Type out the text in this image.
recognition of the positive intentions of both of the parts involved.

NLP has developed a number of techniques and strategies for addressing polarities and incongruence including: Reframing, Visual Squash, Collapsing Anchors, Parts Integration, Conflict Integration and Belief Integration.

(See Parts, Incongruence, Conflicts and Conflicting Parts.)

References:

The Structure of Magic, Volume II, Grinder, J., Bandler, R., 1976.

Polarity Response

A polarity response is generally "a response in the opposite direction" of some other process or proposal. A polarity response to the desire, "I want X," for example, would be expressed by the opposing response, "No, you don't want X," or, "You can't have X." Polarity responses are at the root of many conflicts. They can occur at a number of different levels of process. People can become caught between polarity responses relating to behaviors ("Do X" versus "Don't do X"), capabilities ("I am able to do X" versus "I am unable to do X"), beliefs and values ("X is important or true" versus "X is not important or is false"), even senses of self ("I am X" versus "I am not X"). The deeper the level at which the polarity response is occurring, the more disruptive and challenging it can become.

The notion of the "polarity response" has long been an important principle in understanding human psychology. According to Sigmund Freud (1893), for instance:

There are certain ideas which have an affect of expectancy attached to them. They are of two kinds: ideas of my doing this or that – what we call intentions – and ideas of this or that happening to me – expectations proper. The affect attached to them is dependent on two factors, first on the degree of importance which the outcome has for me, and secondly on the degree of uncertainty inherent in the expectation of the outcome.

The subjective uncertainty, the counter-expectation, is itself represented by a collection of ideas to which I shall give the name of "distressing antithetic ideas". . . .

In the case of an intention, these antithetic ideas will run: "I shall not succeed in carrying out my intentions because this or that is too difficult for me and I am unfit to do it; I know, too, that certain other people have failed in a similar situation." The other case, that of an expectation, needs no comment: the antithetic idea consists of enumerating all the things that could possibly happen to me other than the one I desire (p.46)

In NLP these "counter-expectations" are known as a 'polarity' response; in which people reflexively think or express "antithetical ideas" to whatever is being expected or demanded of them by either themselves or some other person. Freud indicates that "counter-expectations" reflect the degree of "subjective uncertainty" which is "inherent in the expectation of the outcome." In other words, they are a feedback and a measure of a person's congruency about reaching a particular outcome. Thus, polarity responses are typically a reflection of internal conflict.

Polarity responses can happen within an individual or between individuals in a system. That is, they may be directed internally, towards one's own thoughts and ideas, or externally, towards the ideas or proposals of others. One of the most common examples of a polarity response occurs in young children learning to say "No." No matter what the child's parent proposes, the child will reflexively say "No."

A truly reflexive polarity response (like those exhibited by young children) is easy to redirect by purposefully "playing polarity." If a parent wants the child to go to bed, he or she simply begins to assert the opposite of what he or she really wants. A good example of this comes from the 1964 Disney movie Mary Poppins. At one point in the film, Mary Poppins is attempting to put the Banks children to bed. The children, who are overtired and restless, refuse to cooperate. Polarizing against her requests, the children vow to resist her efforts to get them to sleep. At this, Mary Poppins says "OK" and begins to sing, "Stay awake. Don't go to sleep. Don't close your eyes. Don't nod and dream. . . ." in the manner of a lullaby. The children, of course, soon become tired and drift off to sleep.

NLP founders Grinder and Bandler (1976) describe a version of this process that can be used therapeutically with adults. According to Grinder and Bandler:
----
**EXERCISE AIM**
Working from the material above, state how many lines contain "children"; give only the number.

**RESULT OF THE EXERCISE**
2